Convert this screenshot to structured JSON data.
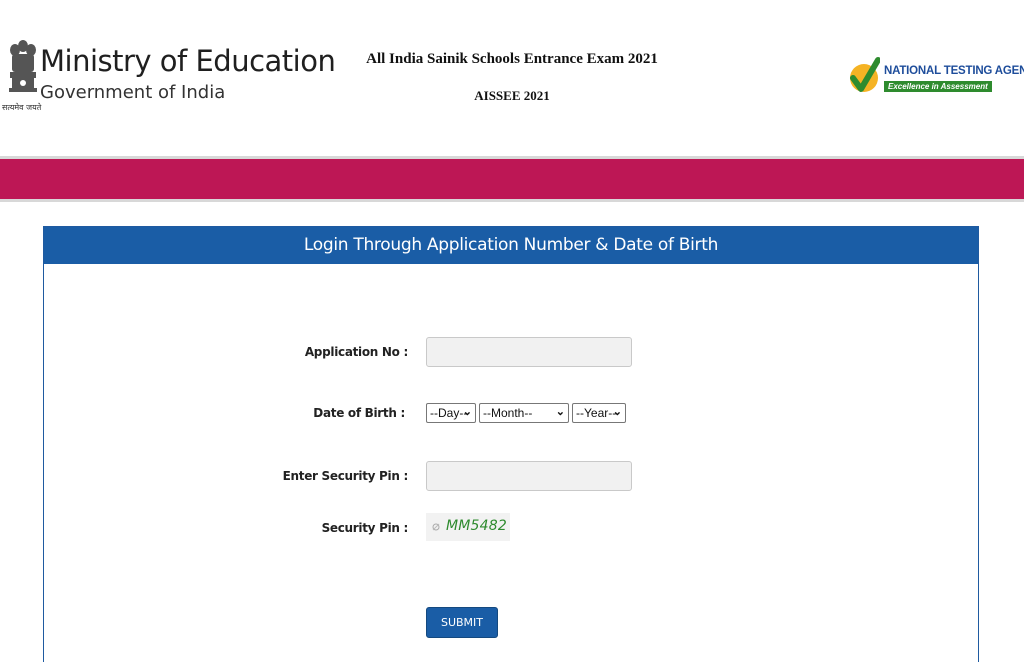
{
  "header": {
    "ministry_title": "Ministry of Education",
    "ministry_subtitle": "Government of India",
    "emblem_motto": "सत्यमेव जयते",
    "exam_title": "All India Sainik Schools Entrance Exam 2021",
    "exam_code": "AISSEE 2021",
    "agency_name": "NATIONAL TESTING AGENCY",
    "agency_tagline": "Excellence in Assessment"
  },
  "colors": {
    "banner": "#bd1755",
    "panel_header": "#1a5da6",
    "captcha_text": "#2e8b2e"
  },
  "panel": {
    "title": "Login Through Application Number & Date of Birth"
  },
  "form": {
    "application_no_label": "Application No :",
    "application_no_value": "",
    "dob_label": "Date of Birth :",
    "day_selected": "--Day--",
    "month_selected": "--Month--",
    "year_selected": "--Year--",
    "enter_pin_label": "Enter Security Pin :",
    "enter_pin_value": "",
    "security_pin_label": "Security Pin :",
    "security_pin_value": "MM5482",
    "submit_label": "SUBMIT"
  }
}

-=-=-

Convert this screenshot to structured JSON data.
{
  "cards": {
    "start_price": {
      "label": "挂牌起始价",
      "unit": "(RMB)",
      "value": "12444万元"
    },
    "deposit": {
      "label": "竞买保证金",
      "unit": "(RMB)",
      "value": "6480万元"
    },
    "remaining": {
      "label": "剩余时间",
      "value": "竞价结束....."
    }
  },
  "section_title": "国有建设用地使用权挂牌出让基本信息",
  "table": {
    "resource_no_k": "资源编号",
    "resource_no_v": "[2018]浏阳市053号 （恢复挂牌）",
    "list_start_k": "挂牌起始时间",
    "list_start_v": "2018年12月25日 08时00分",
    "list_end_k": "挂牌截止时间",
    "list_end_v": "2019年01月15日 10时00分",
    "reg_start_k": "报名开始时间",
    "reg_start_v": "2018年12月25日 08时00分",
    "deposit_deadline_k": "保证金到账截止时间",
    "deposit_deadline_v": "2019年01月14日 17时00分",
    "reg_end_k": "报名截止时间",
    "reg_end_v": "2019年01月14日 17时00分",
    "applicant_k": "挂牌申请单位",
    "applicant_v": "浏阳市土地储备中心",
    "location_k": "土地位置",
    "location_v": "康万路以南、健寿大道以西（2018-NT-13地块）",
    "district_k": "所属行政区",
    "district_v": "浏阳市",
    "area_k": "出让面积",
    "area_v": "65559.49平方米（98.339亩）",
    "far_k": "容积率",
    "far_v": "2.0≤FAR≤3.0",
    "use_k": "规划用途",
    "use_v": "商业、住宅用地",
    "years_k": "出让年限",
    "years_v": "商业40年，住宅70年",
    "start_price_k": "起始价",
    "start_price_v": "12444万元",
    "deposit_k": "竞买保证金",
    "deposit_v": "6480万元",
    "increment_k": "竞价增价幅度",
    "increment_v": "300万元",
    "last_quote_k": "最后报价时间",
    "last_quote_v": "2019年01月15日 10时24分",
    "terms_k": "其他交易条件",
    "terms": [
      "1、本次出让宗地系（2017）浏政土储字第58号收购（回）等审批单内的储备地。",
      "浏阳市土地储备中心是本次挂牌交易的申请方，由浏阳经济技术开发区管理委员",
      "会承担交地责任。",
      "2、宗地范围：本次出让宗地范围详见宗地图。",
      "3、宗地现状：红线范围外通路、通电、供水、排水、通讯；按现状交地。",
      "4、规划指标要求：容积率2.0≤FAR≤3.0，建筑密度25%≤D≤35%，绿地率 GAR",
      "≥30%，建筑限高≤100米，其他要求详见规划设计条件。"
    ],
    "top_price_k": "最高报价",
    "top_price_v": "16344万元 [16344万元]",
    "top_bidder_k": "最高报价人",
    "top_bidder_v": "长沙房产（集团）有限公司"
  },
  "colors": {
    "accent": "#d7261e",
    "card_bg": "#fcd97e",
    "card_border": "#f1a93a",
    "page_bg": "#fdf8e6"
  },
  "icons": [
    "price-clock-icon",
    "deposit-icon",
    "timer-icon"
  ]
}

-=-=-

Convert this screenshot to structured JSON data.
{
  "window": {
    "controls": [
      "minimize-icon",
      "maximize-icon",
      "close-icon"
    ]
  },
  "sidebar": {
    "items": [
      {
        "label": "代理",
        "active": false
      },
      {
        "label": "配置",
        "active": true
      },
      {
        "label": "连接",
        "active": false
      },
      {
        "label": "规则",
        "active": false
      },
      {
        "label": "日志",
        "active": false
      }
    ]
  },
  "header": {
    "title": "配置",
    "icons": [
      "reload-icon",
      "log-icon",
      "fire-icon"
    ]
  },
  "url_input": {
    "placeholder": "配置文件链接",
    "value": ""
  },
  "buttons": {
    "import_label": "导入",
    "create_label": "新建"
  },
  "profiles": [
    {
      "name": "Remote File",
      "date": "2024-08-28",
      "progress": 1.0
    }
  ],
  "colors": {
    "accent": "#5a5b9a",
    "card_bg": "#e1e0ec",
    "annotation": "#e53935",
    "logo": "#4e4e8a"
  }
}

-=-=-

JOB:
Collect every line from the records above that contains the word "India".

FINISHED ANSWER:
    "ministry_subtitle": "Government of India",
    "exam_title": "All India Sainik Schools Entrance Exam 2021",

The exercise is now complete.